— Begin RECORDS FOR THIS TASK —

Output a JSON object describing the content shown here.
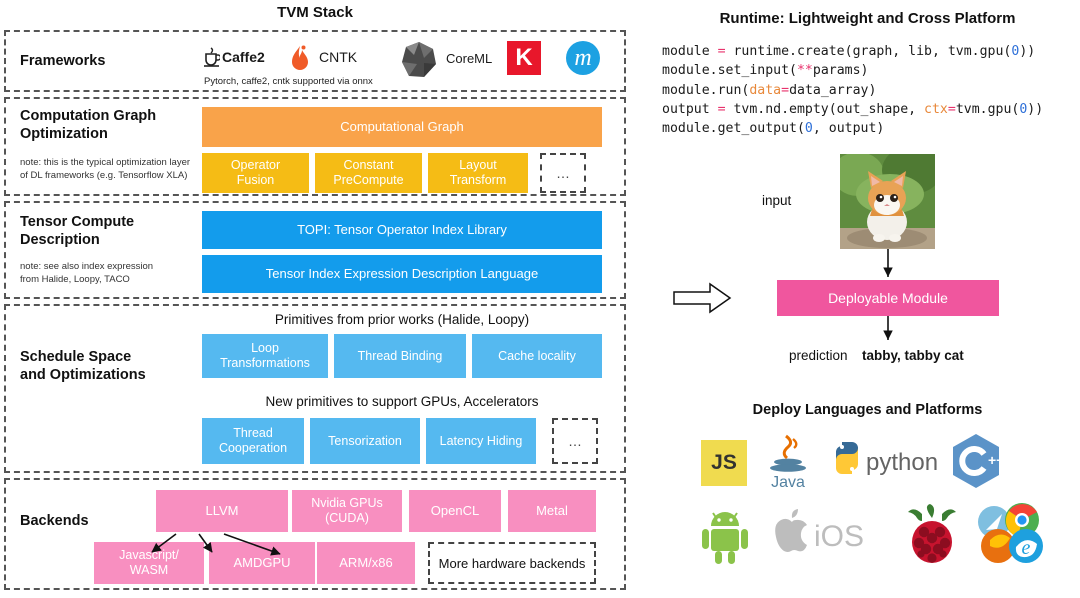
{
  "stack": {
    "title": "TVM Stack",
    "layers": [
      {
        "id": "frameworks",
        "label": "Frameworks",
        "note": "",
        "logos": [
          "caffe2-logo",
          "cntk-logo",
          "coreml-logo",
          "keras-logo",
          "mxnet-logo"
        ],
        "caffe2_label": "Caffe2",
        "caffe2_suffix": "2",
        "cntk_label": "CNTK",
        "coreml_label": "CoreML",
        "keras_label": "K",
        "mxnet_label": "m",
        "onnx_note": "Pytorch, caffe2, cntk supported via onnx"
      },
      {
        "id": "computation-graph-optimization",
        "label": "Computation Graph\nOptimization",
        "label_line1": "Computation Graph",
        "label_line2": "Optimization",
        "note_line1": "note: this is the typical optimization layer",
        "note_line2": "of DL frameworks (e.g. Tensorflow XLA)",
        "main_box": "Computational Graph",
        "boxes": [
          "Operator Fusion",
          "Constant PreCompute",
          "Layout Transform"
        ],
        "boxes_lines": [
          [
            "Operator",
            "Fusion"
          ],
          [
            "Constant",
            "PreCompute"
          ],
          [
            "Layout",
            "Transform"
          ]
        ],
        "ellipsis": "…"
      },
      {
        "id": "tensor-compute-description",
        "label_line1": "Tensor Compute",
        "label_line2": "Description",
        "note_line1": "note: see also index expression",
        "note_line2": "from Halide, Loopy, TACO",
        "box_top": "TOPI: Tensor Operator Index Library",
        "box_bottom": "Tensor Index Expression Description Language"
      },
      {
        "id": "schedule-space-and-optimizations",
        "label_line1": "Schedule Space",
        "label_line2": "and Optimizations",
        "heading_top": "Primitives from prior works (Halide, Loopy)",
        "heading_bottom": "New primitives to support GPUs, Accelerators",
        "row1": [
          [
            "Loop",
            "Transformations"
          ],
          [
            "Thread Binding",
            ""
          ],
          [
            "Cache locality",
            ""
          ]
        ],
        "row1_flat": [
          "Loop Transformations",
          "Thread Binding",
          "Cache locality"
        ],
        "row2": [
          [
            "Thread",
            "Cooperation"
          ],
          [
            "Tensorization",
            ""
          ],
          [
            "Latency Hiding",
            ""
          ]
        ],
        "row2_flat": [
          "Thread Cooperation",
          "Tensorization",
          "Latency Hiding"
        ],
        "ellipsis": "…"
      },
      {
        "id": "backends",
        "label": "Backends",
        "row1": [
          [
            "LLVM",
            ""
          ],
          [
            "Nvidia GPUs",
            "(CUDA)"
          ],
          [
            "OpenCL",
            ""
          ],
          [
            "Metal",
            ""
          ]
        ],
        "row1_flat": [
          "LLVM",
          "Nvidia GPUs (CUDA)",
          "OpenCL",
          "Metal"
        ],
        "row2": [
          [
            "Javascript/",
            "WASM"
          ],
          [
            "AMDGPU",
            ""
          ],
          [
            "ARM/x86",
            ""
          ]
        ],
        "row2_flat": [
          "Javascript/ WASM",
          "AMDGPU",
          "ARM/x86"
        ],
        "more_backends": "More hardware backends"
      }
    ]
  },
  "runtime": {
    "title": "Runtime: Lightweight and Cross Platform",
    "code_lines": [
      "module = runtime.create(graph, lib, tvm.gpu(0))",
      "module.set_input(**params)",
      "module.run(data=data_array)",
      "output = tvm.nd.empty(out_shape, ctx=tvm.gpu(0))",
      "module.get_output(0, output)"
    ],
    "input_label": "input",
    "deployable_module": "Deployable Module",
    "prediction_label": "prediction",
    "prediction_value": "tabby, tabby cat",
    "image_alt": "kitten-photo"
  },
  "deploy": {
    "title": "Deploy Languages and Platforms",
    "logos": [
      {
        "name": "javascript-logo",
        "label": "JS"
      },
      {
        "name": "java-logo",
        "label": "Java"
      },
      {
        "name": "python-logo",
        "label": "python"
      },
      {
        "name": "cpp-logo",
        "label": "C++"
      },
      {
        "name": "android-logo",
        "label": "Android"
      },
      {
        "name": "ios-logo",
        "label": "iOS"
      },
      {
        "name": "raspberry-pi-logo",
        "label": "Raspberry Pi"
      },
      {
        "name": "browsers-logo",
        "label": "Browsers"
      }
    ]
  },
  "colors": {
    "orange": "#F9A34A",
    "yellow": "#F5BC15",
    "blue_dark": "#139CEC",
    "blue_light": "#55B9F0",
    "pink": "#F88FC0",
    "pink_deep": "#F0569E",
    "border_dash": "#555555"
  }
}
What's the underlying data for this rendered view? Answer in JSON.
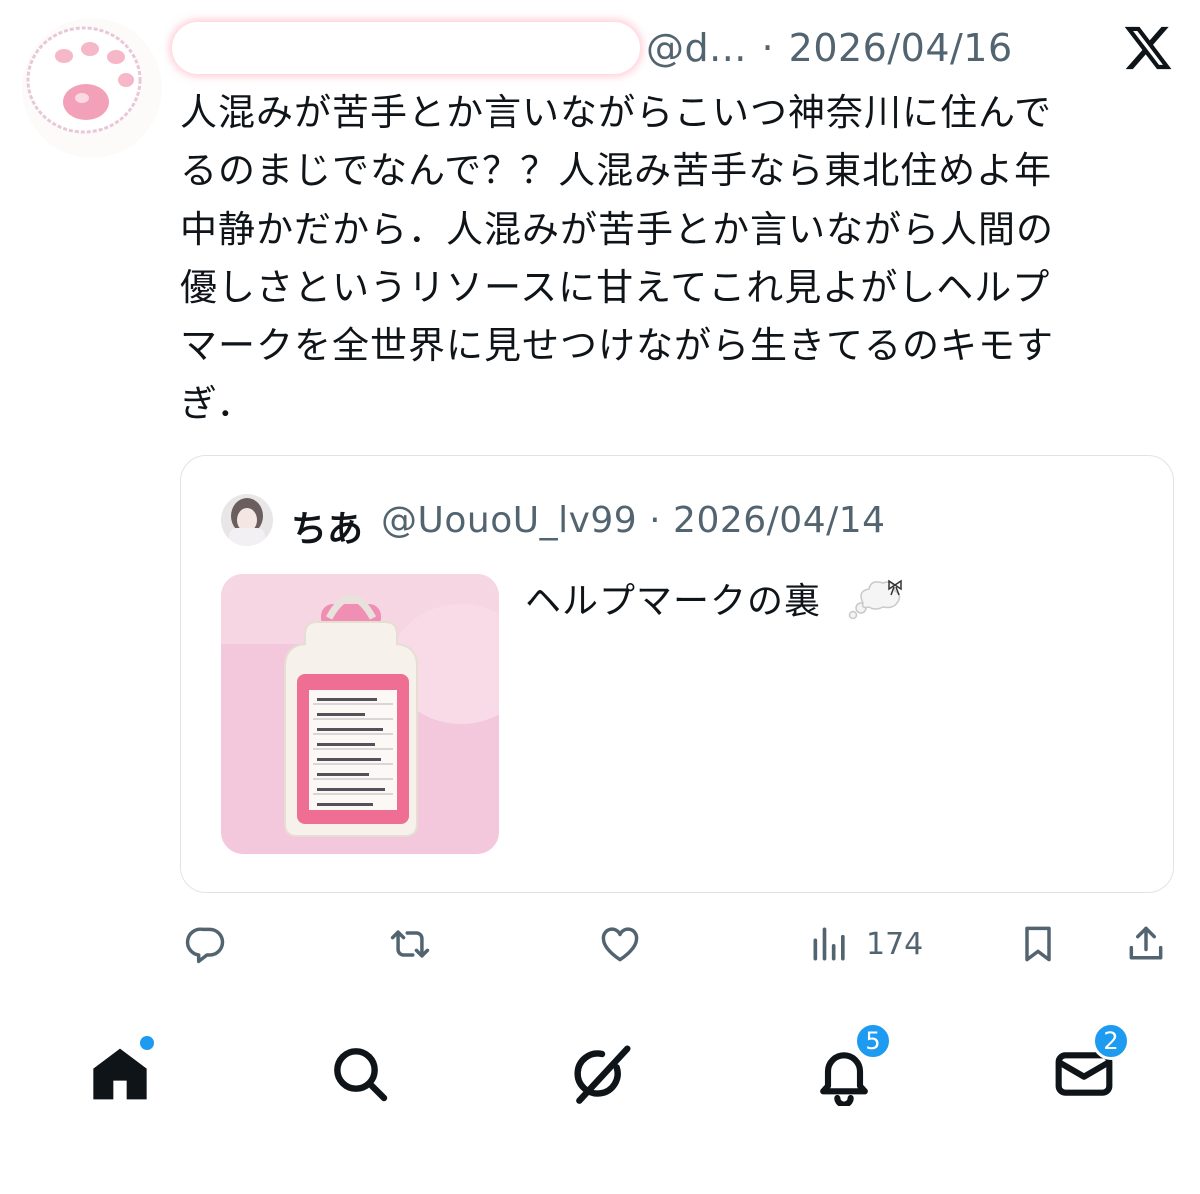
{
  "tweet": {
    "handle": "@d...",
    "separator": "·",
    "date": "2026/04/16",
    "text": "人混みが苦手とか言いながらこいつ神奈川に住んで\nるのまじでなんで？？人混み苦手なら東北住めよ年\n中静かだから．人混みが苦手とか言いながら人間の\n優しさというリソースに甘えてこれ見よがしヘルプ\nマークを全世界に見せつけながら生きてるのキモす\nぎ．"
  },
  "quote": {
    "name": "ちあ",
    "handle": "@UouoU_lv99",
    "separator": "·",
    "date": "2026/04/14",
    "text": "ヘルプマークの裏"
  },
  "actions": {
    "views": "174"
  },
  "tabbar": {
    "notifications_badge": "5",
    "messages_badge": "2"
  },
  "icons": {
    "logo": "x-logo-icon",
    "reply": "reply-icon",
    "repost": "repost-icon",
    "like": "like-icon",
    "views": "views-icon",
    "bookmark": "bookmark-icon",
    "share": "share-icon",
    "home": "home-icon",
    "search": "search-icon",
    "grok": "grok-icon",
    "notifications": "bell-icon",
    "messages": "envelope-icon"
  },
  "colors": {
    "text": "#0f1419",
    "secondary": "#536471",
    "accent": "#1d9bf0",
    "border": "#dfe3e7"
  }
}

— End RECORDS FOR THIS TASK —

> _WHAT THE TASK REQUIRES_: Write out the entries above word for word. Do not include the pictures.

> _OUTPUT OF THE TASK_:
Output a JSON object describing the content shown here.
{
  "stack": {
    "title": "TVM Stack",
    "layers": [
      {
        "id": "frameworks",
        "label": "Frameworks",
        "note": "",
        "logos": [
          "caffe2-logo",
          "cntk-logo",
          "coreml-logo",
          "keras-logo",
          "mxnet-logo"
        ],
        "caffe2_label": "Caffe2",
        "caffe2_suffix": "2",
        "cntk_label": "CNTK",
        "coreml_label": "CoreML",
        "keras_label": "K",
        "mxnet_label": "m",
        "onnx_note": "Pytorch, caffe2, cntk supported via onnx"
      },
      {
        "id": "computation-graph-optimization",
        "label": "Computation Graph\nOptimization",
        "label_line1": "Computation Graph",
        "label_line2": "Optimization",
        "note_line1": "note: this is the typical optimization layer",
        "note_line2": "of DL frameworks (e.g. Tensorflow XLA)",
        "main_box": "Computational Graph",
        "boxes": [
          "Operator Fusion",
          "Constant PreCompute",
          "Layout Transform"
        ],
        "boxes_lines": [
          [
            "Operator",
            "Fusion"
          ],
          [
            "Constant",
            "PreCompute"
          ],
          [
            "Layout",
            "Transform"
          ]
        ],
        "ellipsis": "…"
      },
      {
        "id": "tensor-compute-description",
        "label_line1": "Tensor Compute",
        "label_line2": "Description",
        "note_line1": "note: see also index expression",
        "note_line2": "from Halide, Loopy, TACO",
        "box_top": "TOPI: Tensor Operator Index Library",
        "box_bottom": "Tensor Index Expression Description Language"
      },
      {
        "id": "schedule-space-and-optimizations",
        "label_line1": "Schedule Space",
        "label_line2": "and Optimizations",
        "heading_top": "Primitives from prior works (Halide, Loopy)",
        "heading_bottom": "New primitives to support GPUs, Accelerators",
        "row1": [
          [
            "Loop",
            "Transformations"
          ],
          [
            "Thread Binding",
            ""
          ],
          [
            "Cache locality",
            ""
          ]
        ],
        "row1_flat": [
          "Loop Transformations",
          "Thread Binding",
          "Cache locality"
        ],
        "row2": [
          [
            "Thread",
            "Cooperation"
          ],
          [
            "Tensorization",
            ""
          ],
          [
            "Latency Hiding",
            ""
          ]
        ],
        "row2_flat": [
          "Thread Cooperation",
          "Tensorization",
          "Latency Hiding"
        ],
        "ellipsis": "…"
      },
      {
        "id": "backends",
        "label": "Backends",
        "row1": [
          [
            "LLVM",
            ""
          ],
          [
            "Nvidia GPUs",
            "(CUDA)"
          ],
          [
            "OpenCL",
            ""
          ],
          [
            "Metal",
            ""
          ]
        ],
        "row1_flat": [
          "LLVM",
          "Nvidia GPUs (CUDA)",
          "OpenCL",
          "Metal"
        ],
        "row2": [
          [
            "Javascript/",
            "WASM"
          ],
          [
            "AMDGPU",
            ""
          ],
          [
            "ARM/x86",
            ""
          ]
        ],
        "row2_flat": [
          "Javascript/ WASM",
          "AMDGPU",
          "ARM/x86"
        ],
        "more_backends": "More hardware backends"
      }
    ]
  },
  "runtime": {
    "title": "Runtime: Lightweight and Cross Platform",
    "code_lines": [
      "module = runtime.create(graph, lib, tvm.gpu(0))",
      "module.set_input(**params)",
      "module.run(data=data_array)",
      "output = tvm.nd.empty(out_shape, ctx=tvm.gpu(0))",
      "module.get_output(0, output)"
    ],
    "input_label": "input",
    "deployable_module": "Deployable Module",
    "prediction_label": "prediction",
    "prediction_value": "tabby, tabby cat",
    "image_alt": "kitten-photo"
  },
  "deploy": {
    "title": "Deploy Languages and Platforms",
    "logos": [
      {
        "name": "javascript-logo",
        "label": "JS"
      },
      {
        "name": "java-logo",
        "label": "Java"
      },
      {
        "name": "python-logo",
        "label": "python"
      },
      {
        "name": "cpp-logo",
        "label": "C++"
      },
      {
        "name": "android-logo",
        "label": "Android"
      },
      {
        "name": "ios-logo",
        "label": "iOS"
      },
      {
        "name": "raspberry-pi-logo",
        "label": "Raspberry Pi"
      },
      {
        "name": "browsers-logo",
        "label": "Browsers"
      }
    ]
  },
  "colors": {
    "orange": "#F9A34A",
    "yellow": "#F5BC15",
    "blue_dark": "#139CEC",
    "blue_light": "#55B9F0",
    "pink": "#F88FC0",
    "pink_deep": "#F0569E",
    "border_dash": "#555555"
  }
}
What's the underlying data for this rendered view? Answer in JSON.
{
  "tweet": {
    "handle": "@d...",
    "separator": "·",
    "date": "2026/04/16",
    "text": "人混みが苦手とか言いながらこいつ神奈川に住んで\nるのまじでなんで？？人混み苦手なら東北住めよ年\n中静かだから．人混みが苦手とか言いながら人間の\n優しさというリソースに甘えてこれ見よがしヘルプ\nマークを全世界に見せつけながら生きてるのキモす\nぎ．"
  },
  "quote": {
    "name": "ちあ",
    "handle": "@UouoU_lv99",
    "separator": "·",
    "date": "2026/04/14",
    "text": "ヘルプマークの裏"
  },
  "actions": {
    "views": "174"
  },
  "tabbar": {
    "notifications_badge": "5",
    "messages_badge": "2"
  },
  "icons": {
    "logo": "x-logo-icon",
    "reply": "reply-icon",
    "repost": "repost-icon",
    "like": "like-icon",
    "views": "views-icon",
    "bookmark": "bookmark-icon",
    "share": "share-icon",
    "home": "home-icon",
    "search": "search-icon",
    "grok": "grok-icon",
    "notifications": "bell-icon",
    "messages": "envelope-icon"
  },
  "colors": {
    "text": "#0f1419",
    "secondary": "#536471",
    "accent": "#1d9bf0",
    "border": "#dfe3e7"
  }
}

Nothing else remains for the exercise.